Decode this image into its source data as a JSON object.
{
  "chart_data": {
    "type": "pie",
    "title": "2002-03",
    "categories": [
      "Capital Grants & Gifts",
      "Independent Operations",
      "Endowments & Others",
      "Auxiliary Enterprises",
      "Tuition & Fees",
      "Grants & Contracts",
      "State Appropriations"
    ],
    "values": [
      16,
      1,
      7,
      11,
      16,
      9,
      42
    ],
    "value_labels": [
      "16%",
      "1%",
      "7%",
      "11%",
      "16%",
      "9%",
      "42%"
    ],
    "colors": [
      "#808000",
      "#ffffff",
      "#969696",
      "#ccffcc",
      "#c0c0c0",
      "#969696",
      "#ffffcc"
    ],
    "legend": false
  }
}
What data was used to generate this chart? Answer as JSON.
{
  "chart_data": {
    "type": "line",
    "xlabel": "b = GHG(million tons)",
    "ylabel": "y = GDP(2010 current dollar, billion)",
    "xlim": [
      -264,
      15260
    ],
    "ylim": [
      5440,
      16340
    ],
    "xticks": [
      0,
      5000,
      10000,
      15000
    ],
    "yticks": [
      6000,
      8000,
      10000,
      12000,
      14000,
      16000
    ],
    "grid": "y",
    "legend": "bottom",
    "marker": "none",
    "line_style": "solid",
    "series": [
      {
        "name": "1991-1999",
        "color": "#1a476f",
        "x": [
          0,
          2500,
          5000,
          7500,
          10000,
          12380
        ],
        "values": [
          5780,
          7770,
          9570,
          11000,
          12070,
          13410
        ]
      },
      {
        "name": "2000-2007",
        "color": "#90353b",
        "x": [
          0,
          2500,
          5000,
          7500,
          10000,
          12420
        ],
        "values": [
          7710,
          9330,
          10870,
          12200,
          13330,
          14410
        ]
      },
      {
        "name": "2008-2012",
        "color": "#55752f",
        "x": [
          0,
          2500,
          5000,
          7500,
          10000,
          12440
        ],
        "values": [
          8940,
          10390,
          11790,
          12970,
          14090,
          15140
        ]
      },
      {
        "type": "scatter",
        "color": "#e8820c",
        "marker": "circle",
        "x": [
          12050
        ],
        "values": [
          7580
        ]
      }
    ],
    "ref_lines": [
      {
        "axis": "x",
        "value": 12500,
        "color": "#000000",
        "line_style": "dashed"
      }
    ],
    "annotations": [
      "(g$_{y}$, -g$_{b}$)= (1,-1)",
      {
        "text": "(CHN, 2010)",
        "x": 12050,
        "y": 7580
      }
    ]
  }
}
****************************************
* **EXERCISE PROMPT**
Determine how many lines of the data contain the word "JSON", and reply with that number only.

* **SOLUTION TO THIS TASK**
2